* Job:
Gather every line from the entries below that includes "axis".

::::::::::

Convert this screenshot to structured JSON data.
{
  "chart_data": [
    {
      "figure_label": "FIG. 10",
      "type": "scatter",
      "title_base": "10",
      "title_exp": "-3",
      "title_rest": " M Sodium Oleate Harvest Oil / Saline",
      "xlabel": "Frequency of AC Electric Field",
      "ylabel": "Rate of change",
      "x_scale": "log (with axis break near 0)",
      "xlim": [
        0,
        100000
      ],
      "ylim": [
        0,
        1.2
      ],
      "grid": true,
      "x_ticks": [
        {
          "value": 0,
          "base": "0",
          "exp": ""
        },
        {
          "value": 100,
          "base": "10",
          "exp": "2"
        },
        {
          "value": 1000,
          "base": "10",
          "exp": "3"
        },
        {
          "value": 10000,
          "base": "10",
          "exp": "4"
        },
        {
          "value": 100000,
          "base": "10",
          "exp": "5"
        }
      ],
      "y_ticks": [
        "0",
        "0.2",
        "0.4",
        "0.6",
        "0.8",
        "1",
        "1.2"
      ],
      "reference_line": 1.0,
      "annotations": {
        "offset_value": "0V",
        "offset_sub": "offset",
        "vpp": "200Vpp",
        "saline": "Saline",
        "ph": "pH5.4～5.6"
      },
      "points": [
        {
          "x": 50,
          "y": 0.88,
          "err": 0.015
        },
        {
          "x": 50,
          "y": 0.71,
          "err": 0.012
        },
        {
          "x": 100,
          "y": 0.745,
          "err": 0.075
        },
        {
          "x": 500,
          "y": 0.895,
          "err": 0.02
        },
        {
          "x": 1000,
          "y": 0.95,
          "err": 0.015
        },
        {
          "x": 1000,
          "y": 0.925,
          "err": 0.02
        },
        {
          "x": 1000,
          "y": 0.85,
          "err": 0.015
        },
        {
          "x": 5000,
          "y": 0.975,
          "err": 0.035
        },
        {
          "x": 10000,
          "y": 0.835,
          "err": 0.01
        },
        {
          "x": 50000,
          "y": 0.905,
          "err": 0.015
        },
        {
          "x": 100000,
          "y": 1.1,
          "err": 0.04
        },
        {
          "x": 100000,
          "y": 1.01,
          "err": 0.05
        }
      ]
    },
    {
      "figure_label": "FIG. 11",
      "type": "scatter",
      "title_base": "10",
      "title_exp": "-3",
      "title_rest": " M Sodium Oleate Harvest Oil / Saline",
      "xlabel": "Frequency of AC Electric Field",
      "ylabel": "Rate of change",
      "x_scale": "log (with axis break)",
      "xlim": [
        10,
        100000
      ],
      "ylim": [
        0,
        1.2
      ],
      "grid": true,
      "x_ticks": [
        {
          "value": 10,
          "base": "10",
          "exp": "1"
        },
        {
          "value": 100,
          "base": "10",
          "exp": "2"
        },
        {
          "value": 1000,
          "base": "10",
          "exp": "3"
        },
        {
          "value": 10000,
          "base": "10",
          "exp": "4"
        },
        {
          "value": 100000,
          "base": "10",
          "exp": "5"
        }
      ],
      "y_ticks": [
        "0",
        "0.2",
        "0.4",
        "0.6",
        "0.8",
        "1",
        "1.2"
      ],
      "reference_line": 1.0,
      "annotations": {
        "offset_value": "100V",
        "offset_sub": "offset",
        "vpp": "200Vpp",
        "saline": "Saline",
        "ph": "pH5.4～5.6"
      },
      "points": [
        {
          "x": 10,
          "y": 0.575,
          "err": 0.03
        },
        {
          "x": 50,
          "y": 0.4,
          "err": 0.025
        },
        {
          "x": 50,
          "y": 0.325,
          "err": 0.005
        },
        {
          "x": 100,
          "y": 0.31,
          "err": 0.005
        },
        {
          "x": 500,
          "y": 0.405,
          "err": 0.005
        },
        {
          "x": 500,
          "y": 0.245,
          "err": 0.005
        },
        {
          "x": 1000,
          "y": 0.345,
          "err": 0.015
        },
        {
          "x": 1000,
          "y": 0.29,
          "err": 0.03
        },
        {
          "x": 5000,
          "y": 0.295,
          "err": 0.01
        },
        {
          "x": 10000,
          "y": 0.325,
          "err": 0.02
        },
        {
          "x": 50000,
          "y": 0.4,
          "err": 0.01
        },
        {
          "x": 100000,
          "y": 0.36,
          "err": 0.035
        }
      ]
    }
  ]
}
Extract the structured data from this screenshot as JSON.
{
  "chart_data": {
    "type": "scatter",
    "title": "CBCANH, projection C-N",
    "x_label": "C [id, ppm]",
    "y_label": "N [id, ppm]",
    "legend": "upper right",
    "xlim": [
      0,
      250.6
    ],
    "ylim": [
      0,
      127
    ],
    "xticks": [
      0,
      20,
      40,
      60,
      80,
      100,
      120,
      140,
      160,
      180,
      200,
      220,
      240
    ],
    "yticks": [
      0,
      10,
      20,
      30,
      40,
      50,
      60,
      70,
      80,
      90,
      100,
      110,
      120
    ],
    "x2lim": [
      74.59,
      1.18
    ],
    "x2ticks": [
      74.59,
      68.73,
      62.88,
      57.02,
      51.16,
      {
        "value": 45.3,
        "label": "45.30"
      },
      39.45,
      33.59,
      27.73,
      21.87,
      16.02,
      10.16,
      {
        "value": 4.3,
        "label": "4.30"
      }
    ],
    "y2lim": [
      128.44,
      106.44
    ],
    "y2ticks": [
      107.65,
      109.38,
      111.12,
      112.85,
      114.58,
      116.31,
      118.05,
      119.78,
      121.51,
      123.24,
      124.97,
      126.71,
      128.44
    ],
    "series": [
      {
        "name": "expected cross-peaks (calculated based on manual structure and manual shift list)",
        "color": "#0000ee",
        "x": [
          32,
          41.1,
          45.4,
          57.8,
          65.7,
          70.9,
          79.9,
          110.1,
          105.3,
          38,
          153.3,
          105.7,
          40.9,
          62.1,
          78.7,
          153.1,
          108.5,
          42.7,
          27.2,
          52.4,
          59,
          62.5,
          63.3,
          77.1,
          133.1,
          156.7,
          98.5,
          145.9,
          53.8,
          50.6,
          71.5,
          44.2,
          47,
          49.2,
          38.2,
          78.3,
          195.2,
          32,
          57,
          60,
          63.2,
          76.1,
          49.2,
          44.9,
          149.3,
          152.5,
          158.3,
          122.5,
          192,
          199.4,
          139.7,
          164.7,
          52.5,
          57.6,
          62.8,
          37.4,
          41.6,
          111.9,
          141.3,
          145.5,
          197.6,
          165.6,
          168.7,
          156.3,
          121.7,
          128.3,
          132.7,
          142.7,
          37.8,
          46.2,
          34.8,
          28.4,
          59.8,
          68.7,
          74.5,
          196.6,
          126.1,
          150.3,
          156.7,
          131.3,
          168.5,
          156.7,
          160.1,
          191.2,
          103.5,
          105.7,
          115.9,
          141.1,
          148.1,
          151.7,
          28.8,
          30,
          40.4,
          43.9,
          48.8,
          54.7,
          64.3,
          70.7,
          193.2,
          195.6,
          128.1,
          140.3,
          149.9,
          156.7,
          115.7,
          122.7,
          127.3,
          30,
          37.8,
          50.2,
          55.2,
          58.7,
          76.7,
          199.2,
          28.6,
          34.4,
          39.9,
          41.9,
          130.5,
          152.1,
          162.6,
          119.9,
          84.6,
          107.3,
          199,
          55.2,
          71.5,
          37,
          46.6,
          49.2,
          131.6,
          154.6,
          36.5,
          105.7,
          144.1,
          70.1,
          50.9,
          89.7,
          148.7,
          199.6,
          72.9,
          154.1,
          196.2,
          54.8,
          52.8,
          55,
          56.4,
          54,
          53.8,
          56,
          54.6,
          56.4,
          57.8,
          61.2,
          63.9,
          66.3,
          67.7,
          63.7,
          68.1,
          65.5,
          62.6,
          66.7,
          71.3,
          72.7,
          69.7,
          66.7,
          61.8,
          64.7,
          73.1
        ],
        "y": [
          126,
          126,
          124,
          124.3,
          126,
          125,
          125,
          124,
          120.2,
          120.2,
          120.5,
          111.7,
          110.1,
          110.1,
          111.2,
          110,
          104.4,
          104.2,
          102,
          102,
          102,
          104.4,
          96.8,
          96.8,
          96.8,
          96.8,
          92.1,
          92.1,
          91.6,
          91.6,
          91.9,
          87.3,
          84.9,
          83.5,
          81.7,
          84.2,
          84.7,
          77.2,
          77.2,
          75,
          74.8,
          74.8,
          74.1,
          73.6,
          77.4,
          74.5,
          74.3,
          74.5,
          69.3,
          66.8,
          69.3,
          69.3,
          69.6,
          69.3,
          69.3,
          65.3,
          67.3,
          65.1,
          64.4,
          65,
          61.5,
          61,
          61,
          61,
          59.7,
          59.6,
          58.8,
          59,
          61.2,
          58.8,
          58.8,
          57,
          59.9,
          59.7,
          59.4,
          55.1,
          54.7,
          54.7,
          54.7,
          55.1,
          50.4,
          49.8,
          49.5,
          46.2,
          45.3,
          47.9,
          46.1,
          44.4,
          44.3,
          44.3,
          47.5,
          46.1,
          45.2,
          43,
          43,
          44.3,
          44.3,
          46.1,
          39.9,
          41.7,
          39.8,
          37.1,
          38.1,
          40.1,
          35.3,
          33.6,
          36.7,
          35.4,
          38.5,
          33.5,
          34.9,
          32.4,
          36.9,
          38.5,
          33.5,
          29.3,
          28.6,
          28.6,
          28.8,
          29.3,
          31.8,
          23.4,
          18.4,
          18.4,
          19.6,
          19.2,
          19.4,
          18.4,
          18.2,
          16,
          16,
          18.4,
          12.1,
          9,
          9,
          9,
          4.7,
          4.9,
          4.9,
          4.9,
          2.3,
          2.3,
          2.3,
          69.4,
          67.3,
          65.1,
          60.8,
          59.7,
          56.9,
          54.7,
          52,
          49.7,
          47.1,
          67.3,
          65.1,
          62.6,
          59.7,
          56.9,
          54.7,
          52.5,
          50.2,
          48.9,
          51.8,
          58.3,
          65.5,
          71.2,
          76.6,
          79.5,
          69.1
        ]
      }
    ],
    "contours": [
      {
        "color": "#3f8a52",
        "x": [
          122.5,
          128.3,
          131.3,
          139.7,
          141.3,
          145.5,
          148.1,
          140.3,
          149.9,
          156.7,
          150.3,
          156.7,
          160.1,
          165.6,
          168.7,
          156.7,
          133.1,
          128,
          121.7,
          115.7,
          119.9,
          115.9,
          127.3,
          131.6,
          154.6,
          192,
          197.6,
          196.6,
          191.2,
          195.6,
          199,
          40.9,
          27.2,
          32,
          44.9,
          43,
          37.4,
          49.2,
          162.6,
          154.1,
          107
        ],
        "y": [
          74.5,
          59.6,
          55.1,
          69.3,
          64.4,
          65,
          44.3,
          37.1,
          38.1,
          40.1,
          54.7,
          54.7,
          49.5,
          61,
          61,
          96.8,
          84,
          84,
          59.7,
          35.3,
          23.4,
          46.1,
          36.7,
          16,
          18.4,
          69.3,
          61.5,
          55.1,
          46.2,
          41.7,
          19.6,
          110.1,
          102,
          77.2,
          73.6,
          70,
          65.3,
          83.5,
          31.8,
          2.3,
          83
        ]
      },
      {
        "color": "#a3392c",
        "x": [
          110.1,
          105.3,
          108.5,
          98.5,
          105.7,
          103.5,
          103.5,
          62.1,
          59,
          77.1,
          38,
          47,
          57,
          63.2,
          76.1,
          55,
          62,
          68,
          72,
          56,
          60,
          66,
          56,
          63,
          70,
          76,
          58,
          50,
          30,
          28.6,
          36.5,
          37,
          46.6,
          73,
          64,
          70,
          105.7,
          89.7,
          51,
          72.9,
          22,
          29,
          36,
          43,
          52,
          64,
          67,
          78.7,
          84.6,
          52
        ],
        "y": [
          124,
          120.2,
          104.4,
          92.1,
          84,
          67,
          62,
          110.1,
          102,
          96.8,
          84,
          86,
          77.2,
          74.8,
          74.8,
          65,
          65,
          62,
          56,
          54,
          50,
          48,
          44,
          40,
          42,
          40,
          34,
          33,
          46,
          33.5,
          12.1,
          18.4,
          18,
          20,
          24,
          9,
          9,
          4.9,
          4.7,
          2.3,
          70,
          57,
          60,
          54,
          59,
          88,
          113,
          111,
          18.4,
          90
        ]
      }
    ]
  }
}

::::::::::

* Exercise output:
      "x_scale": "log (with axis break near 0)",
      "x_scale": "log (with axis break)",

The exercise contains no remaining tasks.